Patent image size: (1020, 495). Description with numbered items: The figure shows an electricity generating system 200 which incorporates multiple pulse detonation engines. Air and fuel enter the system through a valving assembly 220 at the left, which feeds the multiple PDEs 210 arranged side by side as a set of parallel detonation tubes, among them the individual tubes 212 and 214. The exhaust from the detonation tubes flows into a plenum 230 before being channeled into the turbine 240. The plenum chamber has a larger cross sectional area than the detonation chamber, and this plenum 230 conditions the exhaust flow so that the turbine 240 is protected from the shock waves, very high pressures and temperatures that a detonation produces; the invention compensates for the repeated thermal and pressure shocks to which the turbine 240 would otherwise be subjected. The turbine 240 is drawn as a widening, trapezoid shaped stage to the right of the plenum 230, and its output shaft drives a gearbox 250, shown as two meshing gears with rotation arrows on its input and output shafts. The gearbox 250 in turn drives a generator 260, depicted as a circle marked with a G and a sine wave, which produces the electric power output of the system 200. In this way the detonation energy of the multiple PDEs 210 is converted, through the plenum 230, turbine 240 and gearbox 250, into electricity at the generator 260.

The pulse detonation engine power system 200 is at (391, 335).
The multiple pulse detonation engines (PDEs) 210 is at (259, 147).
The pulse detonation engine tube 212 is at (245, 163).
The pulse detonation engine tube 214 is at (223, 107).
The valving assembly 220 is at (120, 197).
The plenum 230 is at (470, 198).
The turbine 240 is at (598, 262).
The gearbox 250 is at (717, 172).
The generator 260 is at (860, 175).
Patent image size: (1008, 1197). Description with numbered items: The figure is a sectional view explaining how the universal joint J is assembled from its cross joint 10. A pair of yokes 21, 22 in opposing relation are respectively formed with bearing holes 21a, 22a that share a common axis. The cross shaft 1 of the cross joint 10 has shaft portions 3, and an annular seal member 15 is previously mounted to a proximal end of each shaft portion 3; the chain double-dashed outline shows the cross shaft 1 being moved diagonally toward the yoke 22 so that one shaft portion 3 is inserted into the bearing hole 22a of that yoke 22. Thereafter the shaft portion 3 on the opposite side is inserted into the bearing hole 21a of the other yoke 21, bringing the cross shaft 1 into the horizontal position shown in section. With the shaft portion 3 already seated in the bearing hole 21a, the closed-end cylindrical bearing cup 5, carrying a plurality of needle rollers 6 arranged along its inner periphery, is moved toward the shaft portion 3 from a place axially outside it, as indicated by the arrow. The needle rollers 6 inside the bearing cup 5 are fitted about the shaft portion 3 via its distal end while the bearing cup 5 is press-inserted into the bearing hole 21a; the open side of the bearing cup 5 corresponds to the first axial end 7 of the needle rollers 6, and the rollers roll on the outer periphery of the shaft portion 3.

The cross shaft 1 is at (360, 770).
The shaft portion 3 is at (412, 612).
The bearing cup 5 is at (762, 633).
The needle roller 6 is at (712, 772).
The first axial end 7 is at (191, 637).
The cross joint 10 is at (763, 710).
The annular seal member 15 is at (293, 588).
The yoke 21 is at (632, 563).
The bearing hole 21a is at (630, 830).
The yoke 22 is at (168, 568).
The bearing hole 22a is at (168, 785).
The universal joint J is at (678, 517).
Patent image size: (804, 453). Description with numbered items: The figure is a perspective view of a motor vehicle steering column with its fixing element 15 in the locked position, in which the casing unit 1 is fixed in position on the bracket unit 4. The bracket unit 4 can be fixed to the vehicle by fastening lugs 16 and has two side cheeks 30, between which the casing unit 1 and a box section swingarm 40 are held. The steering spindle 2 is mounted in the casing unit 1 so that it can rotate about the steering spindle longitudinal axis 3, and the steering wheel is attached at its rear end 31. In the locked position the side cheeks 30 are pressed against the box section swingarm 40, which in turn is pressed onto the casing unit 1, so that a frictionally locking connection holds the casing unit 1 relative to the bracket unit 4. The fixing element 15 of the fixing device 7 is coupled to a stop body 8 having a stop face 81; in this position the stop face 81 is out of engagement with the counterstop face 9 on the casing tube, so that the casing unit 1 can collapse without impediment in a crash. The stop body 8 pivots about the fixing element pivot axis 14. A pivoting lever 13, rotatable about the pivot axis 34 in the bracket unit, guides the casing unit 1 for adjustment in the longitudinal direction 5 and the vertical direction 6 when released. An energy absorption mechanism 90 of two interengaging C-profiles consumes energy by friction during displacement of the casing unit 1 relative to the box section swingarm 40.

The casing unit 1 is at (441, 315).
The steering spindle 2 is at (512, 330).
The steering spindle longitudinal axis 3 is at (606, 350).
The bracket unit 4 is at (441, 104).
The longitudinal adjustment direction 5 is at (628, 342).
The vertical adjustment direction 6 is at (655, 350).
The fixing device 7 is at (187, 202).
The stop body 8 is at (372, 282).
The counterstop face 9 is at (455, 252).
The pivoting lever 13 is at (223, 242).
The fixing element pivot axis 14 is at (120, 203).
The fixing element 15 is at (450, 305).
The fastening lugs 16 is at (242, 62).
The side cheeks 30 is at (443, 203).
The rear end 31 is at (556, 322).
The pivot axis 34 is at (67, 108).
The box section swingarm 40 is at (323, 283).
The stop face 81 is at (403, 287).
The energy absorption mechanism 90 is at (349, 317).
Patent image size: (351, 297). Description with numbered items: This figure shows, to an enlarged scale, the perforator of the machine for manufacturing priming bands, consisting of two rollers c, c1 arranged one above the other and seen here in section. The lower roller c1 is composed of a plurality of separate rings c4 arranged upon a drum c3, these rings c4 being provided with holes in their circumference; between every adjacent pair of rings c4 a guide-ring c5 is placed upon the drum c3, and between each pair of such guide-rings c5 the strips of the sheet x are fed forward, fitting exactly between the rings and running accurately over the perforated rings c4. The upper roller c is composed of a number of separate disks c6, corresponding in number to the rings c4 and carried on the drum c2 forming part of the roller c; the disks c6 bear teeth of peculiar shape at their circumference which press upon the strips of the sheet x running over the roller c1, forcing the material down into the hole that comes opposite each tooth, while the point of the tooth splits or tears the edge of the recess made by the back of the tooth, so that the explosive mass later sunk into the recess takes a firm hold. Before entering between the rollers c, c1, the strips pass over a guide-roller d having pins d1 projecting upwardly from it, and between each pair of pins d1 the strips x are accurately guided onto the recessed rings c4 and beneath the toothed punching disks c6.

--- --- ---

Rewrite all of the rows above as a numbered list, leaving out the blank lines.

1. Patent image size: (1020, 495). Description with numbered items: The figure shows an electricity generating system 200 which incorporates multiple pulse detonation engines. Air and fuel enter the system through a valving assembly 220 at the left, which feeds the multiple PDEs 210 arranged side by side as a set of parallel detonation tubes, among them the individual tubes 212 and 214. The exhaust from the detonation tubes flows into a plenum 230 before being channeled into the turbine 240. The plenum chamber has a larger cross sectional area than the detonation chamber, and this plenum 230 conditions the exhaust flow so that the turbine 240 is protected from the shock waves, very high pressures and temperatures that a detonation produces; the invention compensates for the repeated thermal and pressure shocks to which the turbine 240 would otherwise be subjected. The turbine 240 is drawn as a widening, trapezoid shaped stage to the right of the plenum 230, and its output shaft drives a gearbox 250, shown as two meshing gears with rotation arrows on its input and output shafts. The gearbox 250 in turn drives a generator 260, depicted as a circle marked with a G and a sine wave, which produces the electric power output of the system 200. In this way the detonation energy of the multiple PDEs 210 is converted, through the plenum 230, turbine 240 and gearbox 250, into electricity at the generator 260.
2. The pulse detonation engine power system 200 is at (391, 335).
3. The multiple pulse detonation engines (PDEs) 210 is at (259, 147).
4. The pulse detonation engine tube 212 is at (245, 163).
5. The pulse detonation engine tube 214 is at (223, 107).
6. The valving assembly 220 is at (120, 197).
7. The plenum 230 is at (470, 198).
8. The turbine 240 is at (598, 262).
9. The gearbox 250 is at (717, 172).
10. The generator 260 is at (860, 175).
11. Patent image size: (1008, 1197). Description with numbered items: The figure is a sectional view explaining how the universal joint J is assembled from its cross joint 10. A pair of yokes 21, 22 in opposing relation are respectively formed with bearing holes 21a, 22a that share a common axis. The cross shaft 1 of the cross joint 10 has shaft portions 3, and an annular seal member 15 is previously mounted to a proximal end of each shaft portion 3; the chain double-dashed outline shows the cross shaft 1 being moved diagonally toward the yoke 22 so that one shaft portion 3 is inserted into the bearing hole 22a of that yoke 22. Thereafter the shaft portion 3 on the opposite side is inserted into the bearing hole 21a of the other yoke 21, bringing the cross shaft 1 into the horizontal position shown in section. With the shaft portion 3 already seated in the bearing hole 21a, the closed-end cylindrical bearing cup 5, carrying a plurality of needle rollers 6 arranged along its inner periphery, is moved toward the shaft portion 3 from a place axially outside it, as indicated by the arrow. The needle rollers 6 inside the bearing cup 5 are fitted about the shaft portion 3 via its distal end while the bearing cup 5 is press-inserted into the bearing hole 21a; the open side of the bearing cup 5 corresponds to the first axial end 7 of the needle rollers 6, and the rollers roll on the outer periphery of the shaft portion 3.
12. The cross shaft 1 is at (360, 770).
13. The shaft portion 3 is at (412, 612).
14. The bearing cup 5 is at (762, 633).
15. The needle roller 6 is at (712, 772).
16. The first axial end 7 is at (191, 637).
17. The cross joint 10 is at (763, 710).
18. The annular seal member 15 is at (293, 588).
19. The yoke 21 is at (632, 563).
20. The bearing hole 21a is at (630, 830).
21. The yoke 22 is at (168, 568).
22. The bearing hole 22a is at (168, 785).
23. The universal joint J is at (678, 517).
24. Patent image size: (804, 453). Description with numbered items: The figure is a perspective view of a motor vehicle steering column with its fixing element 15 in the locked position, in which the casing unit 1 is fixed in position on the bracket unit 4. The bracket unit 4 can be fixed to the vehicle by fastening lugs 16 and has two side cheeks 30, between which the casing unit 1 and a box section swingarm 40 are held. The steering spindle 2 is mounted in the casing unit 1 so that it can rotate about the steering spindle longitudinal axis 3, and the steering wheel is attached at its rear end 31. In the locked position the side cheeks 30 are pressed against the box section swingarm 40, which in turn is pressed onto the casing unit 1, so that a frictionally locking connection holds the casing unit 1 relative to the bracket unit 4. The fixing element 15 of the fixing device 7 is coupled to a stop body 8 having a stop face 81; in this position the stop face 81 is out of engagement with the counterstop face 9 on the casing tube, so that the casing unit 1 can collapse without impediment in a crash. The stop body 8 pivots about the fixing element pivot axis 14. A pivoting lever 13, rotatable about the pivot axis 34 in the bracket unit, guides the casing unit 1 for adjustment in the longitudinal direction 5 and the vertical direction 6 when released. An energy absorption mechanism 90 of two interengaging C-profiles consumes energy by friction during displacement of the casing unit 1 relative to the box section swingarm 40.
25. The casing unit 1 is at (441, 315).
26. The steering spindle 2 is at (512, 330).
27. The steering spindle longitudinal axis 3 is at (606, 350).
28. The bracket unit 4 is at (441, 104).
29. The longitudinal adjustment direction 5 is at (628, 342).
30. The vertical adjustment direction 6 is at (655, 350).
31. The fixing device 7 is at (187, 202).
32. The stop body 8 is at (372, 282).
33. The counterstop face 9 is at (455, 252).
34. The pivoting lever 13 is at (223, 242).
35. The fixing element pivot axis 14 is at (120, 203).
36. The fixing element 15 is at (450, 305).
37. The fastening lugs 16 is at (242, 62).
38. The side cheeks 30 is at (443, 203).
39. The rear end 31 is at (556, 322).
40. The pivot axis 34 is at (67, 108).
41. The box section swingarm 40 is at (323, 283).
42. The stop face 81 is at (403, 287).
43. The energy absorption mechanism 90 is at (349, 317).
44. Patent image size: (351, 297). Description with numbered items: This figure shows, to an enlarged scale, the perforator of the machine for manufacturing priming bands, consisting of two rollers c, c1 arranged one above the other and seen here in section. The lower roller c1 is composed of a plurality of separate rings c4 arranged upon a drum c3, these rings c4 being provided with holes in their circumference; between every adjacent pair of rings c4 a guide-ring c5 is placed upon the drum c3, and between each pair of such guide-rings c5 the strips of the sheet x are fed forward, fitting exactly between the rings and running accurately over the perforated rings c4. The upper roller c is composed of a number of separate disks c6, corresponding in number to the rings c4 and carried on the drum c2 forming part of the roller c; the disks c6 bear teeth of peculiar shape at their circumference which press upon the strips of the sheet x running over the roller c1, forcing the material down into the hole that comes opposite each tooth, while the point of the tooth splits or tears the edge of the recess made by the back of the tooth, so that the explosive mass later sunk into the recess takes a firm hold. Before entering between the rollers c, c1, the strips pass over a guide-roller d having pins d1 projecting upwardly from it, and between each pair of pins d1 the strips x are accurately guided onto the recessed rings c4 and beneath the toothed punching disks c6.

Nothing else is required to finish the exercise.